• _BRIEF_
Reproduce each line from the records that holds "content".

[Begin DATASET EXCERPTS]

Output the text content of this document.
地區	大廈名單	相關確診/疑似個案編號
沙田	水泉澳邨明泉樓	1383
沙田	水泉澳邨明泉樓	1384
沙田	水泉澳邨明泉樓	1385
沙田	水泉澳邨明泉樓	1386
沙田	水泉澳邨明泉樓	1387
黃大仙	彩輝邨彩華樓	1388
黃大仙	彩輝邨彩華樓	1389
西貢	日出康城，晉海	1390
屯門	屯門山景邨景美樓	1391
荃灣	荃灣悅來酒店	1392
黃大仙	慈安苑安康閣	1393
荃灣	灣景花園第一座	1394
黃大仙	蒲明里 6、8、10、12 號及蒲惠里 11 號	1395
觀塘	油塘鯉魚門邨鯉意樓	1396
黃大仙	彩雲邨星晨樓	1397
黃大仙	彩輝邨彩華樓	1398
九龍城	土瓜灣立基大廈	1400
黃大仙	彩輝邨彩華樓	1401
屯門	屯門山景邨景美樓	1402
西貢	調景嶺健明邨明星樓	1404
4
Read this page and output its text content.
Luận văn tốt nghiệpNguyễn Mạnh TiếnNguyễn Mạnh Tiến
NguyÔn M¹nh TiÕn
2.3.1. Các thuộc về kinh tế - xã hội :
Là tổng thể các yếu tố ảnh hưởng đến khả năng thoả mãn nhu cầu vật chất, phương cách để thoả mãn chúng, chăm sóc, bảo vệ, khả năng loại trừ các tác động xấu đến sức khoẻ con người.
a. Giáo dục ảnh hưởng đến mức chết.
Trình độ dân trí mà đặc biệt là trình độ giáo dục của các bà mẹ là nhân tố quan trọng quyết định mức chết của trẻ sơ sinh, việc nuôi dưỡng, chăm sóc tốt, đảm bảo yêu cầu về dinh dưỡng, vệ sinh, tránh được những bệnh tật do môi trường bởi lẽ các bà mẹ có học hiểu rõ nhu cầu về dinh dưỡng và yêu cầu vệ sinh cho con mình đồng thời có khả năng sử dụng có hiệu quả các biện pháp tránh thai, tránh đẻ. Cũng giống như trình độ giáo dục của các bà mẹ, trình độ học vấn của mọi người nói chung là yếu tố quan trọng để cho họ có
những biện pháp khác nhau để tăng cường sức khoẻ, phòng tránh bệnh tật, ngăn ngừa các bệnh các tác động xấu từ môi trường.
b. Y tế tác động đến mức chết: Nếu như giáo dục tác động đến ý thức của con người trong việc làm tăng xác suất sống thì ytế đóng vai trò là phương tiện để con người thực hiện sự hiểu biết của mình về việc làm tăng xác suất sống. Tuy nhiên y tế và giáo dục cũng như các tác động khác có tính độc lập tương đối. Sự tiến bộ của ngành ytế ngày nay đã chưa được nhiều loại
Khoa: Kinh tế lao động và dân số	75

[End DATASET EXCERPTS]

• _THE ANSWER_
Output the text content of this document.
Read this page and output its text content.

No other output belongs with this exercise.